* [Exercise prompt]
Locate each line with the string "will" in the listing below and copy it.

* [Source material]
- - -

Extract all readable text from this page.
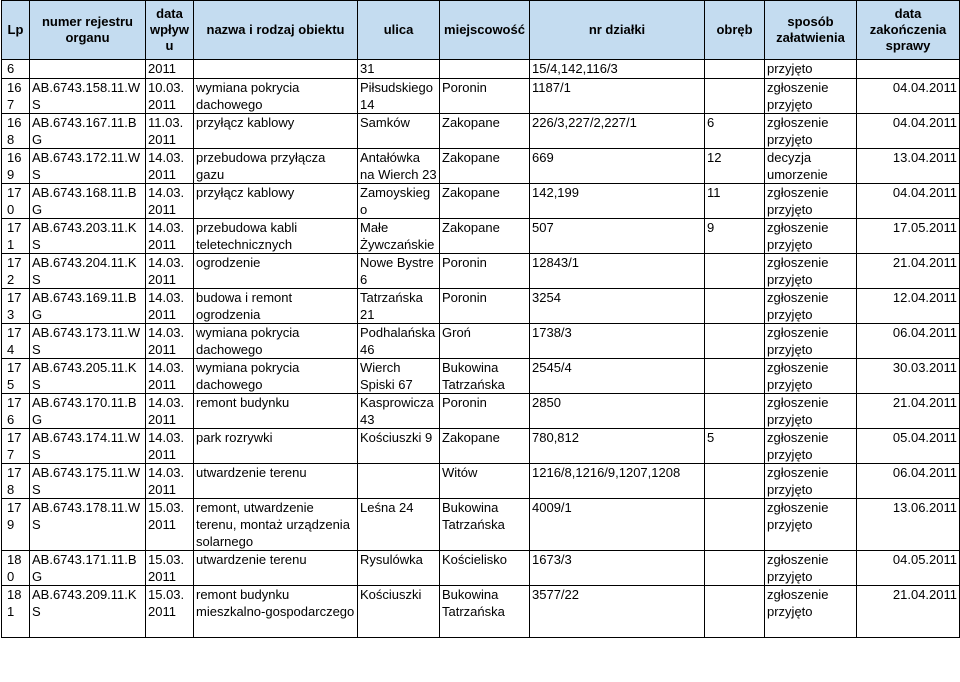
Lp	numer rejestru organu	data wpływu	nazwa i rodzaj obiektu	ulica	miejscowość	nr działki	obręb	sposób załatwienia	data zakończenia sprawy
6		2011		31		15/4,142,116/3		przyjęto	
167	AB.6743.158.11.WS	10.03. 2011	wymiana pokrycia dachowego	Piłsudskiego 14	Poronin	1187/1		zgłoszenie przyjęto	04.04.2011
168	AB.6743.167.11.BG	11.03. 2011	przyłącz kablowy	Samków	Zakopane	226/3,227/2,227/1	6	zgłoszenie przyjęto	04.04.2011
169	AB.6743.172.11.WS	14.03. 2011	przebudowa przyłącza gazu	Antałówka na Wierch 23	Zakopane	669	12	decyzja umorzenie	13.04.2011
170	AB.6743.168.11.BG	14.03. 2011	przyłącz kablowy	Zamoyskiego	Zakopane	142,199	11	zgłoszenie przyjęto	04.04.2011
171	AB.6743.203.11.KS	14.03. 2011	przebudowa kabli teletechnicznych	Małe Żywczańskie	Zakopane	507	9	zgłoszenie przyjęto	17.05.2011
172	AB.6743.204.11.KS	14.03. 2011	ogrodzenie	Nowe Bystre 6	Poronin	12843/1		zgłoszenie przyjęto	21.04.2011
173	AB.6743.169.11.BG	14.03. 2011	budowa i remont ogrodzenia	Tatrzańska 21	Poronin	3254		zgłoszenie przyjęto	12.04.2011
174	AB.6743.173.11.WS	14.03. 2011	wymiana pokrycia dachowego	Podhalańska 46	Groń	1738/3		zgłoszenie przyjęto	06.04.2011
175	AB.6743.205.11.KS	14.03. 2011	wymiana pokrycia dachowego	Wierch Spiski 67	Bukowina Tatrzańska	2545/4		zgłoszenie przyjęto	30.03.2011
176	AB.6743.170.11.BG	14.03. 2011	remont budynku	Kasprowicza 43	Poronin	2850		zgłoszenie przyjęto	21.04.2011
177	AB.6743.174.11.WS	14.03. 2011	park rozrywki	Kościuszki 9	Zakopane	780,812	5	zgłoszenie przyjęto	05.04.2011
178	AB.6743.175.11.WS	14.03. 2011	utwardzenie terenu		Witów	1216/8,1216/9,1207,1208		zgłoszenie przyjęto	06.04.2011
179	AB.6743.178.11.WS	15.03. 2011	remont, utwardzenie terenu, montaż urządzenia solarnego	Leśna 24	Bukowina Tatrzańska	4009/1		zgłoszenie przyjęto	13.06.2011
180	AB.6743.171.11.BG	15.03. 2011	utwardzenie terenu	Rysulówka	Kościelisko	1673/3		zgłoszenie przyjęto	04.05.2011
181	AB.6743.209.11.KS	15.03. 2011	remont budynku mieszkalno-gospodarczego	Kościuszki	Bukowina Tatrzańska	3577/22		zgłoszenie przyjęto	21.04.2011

- - -

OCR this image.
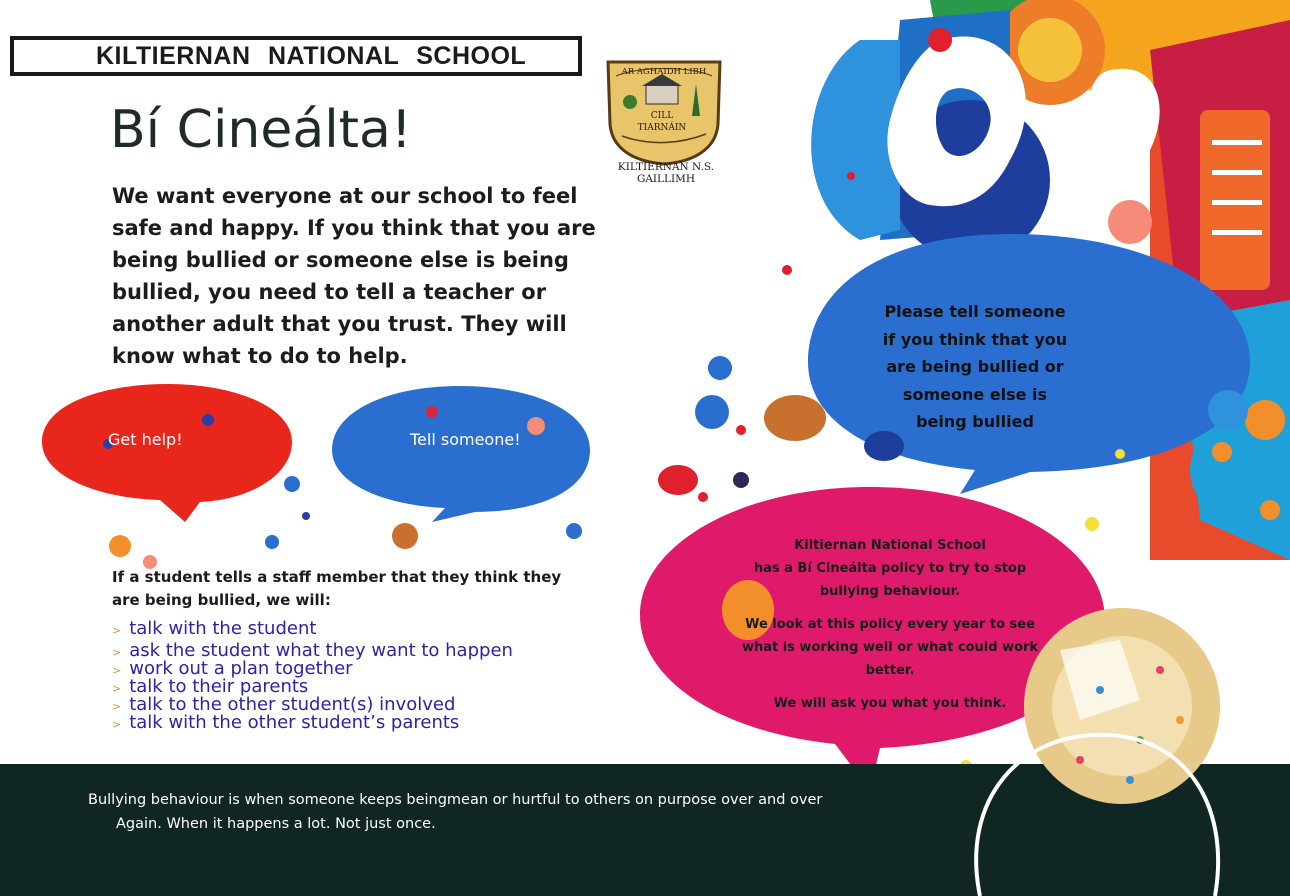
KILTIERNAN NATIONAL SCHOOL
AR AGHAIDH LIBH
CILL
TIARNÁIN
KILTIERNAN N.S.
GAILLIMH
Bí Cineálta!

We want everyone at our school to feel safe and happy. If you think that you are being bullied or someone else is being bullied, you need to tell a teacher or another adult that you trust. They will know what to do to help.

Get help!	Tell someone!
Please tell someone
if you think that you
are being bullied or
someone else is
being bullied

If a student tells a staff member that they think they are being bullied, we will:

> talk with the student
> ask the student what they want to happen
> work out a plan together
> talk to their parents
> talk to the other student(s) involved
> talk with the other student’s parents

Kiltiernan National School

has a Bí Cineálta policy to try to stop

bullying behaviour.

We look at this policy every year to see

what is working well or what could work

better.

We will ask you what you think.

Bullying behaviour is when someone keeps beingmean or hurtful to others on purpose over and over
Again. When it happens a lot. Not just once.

- - -

* [Response to the task]
We want everyone at our school to feel safe and happy. If you think that you are being bullied or someone else is being bullied, you need to tell a teacher or another adult that you trust. They will know what to do to help.
If a student tells a staff member that they think they are being bullied, we will:
We will ask you what you think.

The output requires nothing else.